┌──
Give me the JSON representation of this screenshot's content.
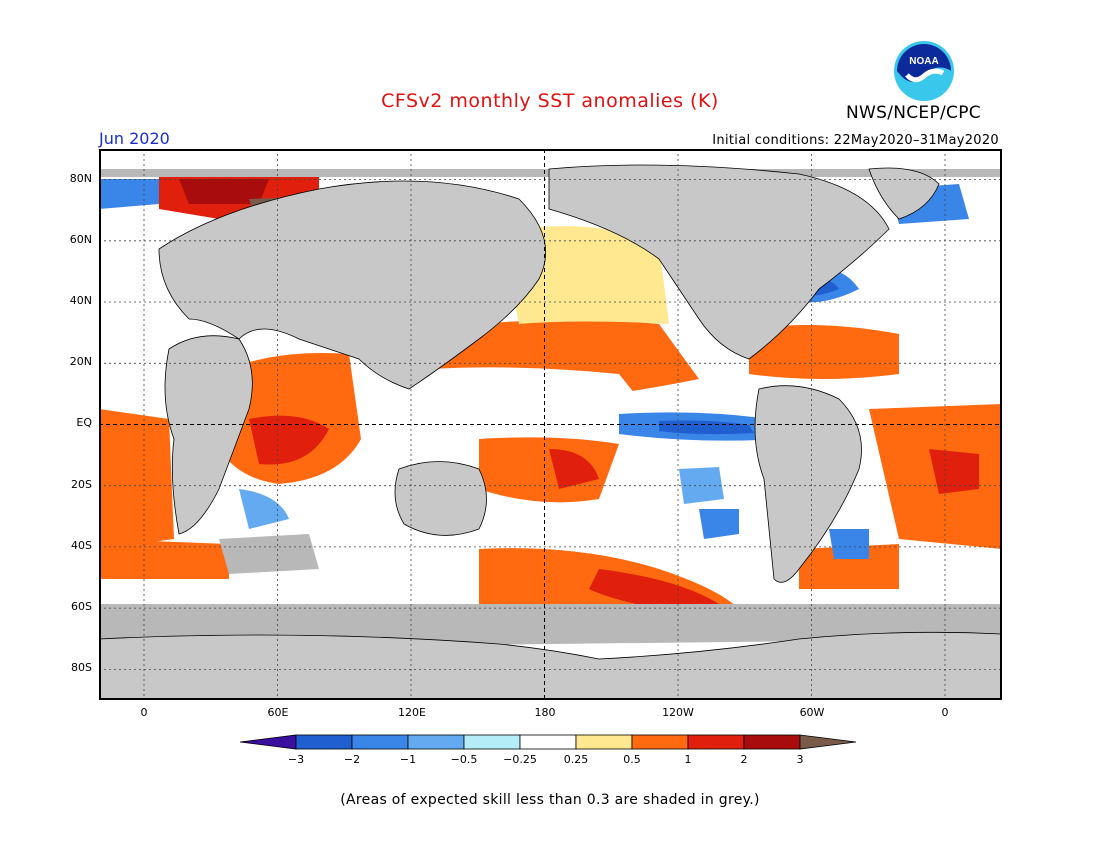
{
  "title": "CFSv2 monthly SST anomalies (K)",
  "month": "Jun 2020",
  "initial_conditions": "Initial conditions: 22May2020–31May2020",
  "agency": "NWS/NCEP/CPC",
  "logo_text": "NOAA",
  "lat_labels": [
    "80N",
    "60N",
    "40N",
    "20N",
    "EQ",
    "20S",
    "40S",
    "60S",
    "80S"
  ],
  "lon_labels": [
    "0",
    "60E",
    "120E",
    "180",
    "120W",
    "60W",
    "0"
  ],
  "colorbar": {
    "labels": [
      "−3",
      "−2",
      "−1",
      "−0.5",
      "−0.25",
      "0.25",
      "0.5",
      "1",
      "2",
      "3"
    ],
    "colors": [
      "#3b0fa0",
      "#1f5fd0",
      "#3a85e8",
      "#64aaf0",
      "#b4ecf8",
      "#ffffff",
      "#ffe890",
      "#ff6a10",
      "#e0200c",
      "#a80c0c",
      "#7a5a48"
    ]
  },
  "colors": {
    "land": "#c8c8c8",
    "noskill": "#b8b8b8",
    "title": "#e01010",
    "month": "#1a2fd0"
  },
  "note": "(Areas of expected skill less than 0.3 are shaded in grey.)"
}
└──
┌──
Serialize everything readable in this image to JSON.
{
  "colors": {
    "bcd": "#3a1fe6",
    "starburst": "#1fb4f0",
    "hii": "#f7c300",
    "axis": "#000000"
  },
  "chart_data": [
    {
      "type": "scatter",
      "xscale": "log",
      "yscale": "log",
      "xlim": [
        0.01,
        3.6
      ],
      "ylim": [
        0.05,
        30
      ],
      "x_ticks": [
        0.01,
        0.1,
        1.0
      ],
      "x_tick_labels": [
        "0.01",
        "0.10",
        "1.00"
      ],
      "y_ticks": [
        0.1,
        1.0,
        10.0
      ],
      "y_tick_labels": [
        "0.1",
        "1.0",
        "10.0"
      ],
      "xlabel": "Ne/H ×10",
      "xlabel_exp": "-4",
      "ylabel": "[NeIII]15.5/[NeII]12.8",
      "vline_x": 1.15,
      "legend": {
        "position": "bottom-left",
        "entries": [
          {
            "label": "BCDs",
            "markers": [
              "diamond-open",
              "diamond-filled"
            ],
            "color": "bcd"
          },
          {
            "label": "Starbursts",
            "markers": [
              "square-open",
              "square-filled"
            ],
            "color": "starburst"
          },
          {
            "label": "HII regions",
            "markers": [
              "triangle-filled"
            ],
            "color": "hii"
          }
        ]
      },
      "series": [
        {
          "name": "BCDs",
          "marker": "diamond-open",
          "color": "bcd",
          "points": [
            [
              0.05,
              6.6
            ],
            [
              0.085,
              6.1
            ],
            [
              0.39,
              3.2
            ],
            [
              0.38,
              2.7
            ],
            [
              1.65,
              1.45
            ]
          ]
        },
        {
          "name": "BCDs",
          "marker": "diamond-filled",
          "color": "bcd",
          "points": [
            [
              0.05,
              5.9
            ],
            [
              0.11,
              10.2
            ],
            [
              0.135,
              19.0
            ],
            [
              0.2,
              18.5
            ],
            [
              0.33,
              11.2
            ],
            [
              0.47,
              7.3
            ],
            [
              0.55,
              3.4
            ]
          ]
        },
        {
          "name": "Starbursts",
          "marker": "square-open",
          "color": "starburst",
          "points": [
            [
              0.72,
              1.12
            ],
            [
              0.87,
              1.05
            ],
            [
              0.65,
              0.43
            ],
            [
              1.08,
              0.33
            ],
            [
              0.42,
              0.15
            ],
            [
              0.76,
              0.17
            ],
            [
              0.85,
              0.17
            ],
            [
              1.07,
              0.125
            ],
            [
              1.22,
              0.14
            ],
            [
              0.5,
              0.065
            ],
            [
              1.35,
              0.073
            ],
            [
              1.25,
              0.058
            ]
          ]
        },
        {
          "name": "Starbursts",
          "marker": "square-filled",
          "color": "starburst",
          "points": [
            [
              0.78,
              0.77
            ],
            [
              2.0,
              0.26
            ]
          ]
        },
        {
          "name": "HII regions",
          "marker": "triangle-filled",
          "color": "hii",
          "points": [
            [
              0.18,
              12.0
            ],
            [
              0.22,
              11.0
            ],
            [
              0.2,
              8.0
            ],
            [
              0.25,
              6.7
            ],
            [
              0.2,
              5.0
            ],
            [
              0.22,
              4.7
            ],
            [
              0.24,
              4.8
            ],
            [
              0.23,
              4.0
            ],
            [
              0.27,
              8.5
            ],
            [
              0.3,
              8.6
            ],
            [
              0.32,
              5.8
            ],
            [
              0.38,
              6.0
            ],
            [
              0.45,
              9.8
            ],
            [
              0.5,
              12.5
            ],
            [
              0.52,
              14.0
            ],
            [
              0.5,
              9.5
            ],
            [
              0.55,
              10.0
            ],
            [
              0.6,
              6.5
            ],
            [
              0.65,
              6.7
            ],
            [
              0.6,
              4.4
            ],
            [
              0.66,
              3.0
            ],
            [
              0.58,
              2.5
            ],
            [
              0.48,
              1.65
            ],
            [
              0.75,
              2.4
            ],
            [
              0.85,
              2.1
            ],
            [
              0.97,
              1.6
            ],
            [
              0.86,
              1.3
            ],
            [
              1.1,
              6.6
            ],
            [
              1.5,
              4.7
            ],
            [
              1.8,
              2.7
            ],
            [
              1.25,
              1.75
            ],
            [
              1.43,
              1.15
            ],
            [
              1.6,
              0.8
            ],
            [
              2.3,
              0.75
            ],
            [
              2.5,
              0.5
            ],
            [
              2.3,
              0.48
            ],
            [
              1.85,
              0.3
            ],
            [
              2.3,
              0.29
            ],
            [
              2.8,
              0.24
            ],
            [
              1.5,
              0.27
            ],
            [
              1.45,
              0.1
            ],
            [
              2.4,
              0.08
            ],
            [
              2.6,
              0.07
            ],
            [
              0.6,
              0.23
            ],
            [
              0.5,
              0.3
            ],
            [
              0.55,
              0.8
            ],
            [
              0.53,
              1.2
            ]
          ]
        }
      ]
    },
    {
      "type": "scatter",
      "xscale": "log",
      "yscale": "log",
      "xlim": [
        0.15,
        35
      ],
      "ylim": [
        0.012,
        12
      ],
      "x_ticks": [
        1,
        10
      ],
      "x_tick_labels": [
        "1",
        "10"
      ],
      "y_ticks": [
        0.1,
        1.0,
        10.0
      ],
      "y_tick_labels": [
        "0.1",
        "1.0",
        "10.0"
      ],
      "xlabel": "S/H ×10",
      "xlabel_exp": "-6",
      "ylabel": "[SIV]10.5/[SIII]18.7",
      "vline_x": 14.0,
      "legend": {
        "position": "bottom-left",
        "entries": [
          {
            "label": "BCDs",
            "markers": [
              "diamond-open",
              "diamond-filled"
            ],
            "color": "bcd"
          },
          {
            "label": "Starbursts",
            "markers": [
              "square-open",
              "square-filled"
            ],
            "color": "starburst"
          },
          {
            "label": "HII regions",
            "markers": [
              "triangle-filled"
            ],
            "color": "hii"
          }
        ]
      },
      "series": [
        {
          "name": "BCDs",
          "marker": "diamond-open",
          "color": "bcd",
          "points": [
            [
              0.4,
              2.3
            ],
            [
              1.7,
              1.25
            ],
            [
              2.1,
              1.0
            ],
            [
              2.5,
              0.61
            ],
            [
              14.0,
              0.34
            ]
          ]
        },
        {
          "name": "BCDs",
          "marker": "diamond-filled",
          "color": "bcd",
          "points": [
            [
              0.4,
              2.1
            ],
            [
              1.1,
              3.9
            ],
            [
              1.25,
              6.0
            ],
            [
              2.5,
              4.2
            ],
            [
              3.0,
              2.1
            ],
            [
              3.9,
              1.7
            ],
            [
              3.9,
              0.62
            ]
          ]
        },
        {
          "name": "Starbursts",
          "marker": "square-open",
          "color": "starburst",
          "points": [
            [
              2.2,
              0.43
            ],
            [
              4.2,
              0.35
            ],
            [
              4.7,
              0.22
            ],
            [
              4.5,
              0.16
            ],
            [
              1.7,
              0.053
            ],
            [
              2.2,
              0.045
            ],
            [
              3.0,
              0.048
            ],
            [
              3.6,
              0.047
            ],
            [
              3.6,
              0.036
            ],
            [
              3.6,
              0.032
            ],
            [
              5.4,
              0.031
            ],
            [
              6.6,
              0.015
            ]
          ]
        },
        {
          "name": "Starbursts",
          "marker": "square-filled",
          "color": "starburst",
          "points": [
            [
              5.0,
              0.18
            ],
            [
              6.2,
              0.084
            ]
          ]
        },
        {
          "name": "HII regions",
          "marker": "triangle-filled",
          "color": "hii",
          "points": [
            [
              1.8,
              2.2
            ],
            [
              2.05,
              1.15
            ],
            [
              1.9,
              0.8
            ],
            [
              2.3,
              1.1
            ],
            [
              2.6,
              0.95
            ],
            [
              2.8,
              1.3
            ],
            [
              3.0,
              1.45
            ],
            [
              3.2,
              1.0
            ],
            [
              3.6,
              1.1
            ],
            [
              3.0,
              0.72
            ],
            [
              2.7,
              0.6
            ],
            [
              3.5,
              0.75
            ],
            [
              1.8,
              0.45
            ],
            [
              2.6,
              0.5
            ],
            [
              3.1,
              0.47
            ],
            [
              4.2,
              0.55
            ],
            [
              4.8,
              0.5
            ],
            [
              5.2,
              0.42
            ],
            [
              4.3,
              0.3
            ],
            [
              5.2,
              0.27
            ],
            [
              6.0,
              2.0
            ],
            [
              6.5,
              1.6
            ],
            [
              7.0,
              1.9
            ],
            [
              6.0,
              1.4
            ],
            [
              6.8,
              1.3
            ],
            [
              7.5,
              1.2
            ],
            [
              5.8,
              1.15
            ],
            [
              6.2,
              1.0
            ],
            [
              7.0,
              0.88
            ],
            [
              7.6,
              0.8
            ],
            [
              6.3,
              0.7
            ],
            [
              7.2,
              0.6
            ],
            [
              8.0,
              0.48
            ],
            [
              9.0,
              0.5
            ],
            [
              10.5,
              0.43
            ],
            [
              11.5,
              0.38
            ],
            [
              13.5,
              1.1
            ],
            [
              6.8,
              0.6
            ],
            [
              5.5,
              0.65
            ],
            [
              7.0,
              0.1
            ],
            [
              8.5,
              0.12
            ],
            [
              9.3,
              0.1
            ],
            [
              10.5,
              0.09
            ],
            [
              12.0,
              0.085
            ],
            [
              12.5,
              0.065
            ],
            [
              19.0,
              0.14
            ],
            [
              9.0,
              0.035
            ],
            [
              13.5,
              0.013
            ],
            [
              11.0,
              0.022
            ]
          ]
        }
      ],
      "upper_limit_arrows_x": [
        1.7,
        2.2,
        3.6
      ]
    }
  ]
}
└──
Show the lines of the records that contain the word "ylabel".

# The solution
      "ylabel": "[NeIII]15.5/[NeII]12.8",
      "ylabel": "[SIV]10.5/[SIII]18.7",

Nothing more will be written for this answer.